▶
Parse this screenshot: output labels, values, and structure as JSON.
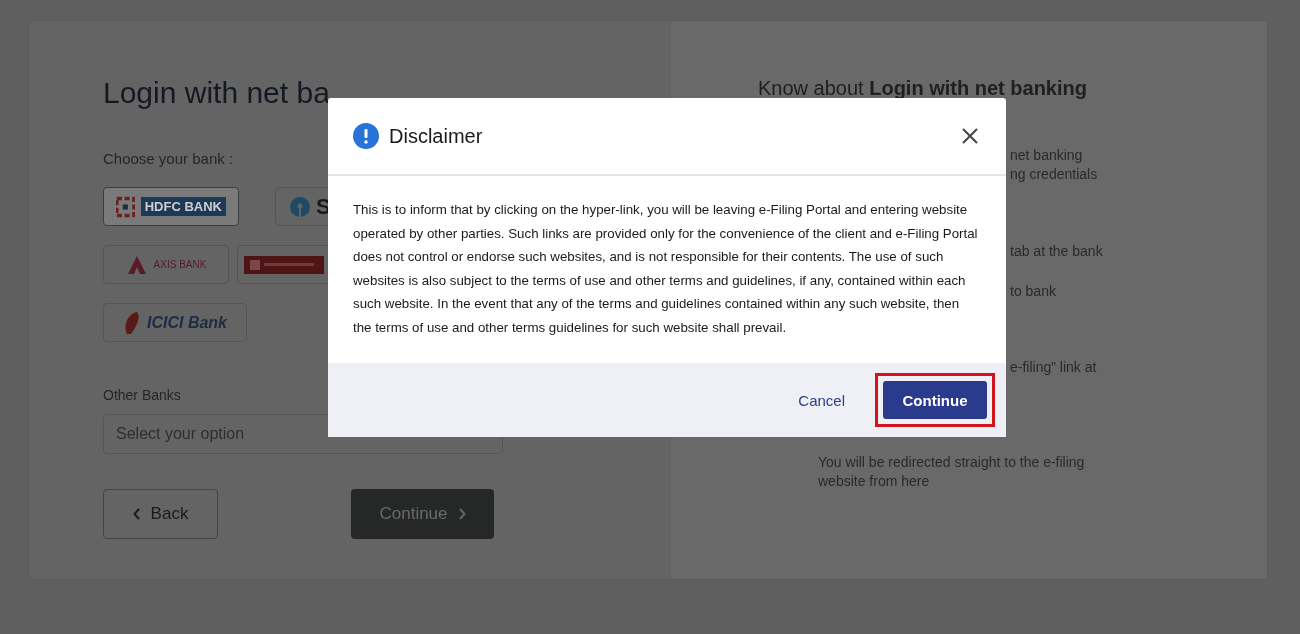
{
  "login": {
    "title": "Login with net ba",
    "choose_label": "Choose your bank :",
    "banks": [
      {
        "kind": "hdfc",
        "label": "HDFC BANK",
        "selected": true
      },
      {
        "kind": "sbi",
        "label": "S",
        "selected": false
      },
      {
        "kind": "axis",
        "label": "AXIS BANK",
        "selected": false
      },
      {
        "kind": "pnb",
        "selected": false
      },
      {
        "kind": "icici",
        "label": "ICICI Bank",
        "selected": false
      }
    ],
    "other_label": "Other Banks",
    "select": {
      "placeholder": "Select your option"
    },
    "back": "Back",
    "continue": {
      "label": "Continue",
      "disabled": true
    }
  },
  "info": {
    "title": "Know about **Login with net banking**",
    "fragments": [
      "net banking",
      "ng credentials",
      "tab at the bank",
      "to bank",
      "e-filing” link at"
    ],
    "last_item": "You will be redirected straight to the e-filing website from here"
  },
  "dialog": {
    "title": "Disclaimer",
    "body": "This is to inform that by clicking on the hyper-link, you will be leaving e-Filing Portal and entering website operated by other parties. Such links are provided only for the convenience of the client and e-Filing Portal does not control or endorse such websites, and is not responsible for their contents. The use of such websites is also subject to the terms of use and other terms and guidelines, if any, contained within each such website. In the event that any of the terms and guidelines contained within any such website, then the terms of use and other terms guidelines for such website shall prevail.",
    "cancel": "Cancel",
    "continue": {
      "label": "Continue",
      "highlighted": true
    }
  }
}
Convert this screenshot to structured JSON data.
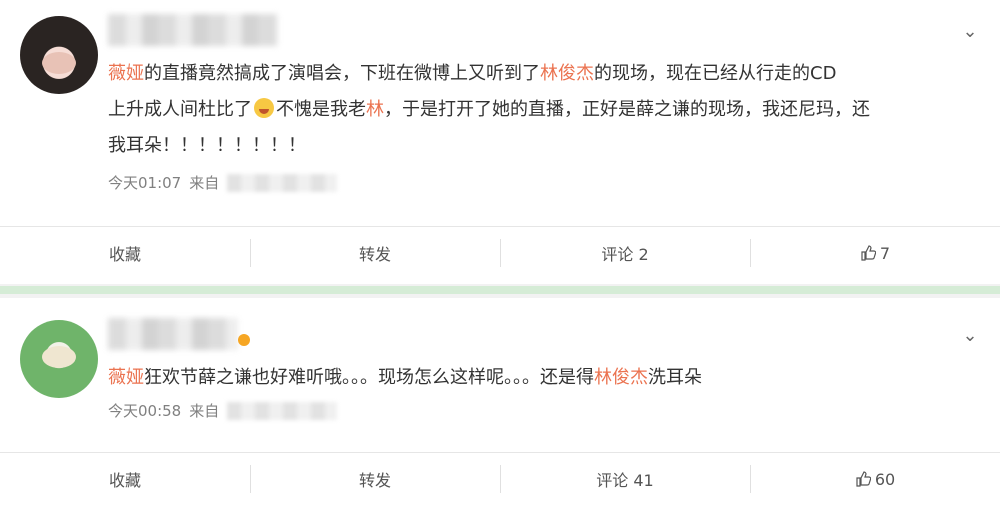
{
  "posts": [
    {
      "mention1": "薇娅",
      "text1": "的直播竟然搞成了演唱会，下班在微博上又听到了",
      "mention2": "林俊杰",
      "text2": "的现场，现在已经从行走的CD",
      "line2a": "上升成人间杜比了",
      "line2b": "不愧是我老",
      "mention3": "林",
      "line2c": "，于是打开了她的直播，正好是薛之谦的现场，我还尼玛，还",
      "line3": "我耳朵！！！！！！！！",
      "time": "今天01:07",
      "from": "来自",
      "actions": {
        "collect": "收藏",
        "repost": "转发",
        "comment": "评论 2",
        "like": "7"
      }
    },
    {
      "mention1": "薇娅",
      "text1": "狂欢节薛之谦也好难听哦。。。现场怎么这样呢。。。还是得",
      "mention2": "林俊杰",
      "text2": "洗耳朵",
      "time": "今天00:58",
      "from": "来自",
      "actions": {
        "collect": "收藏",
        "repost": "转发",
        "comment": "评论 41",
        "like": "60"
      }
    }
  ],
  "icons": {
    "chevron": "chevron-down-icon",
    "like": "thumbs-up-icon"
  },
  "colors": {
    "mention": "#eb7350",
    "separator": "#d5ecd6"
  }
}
◀
*WHAT IS BEING ASKED*
Identify each line in the records above that contains the word "banking", and copy it out in full.

*ANSWER TO THIS PROBLEM*
    "title": "Know about **Login with net banking**",
      "net banking",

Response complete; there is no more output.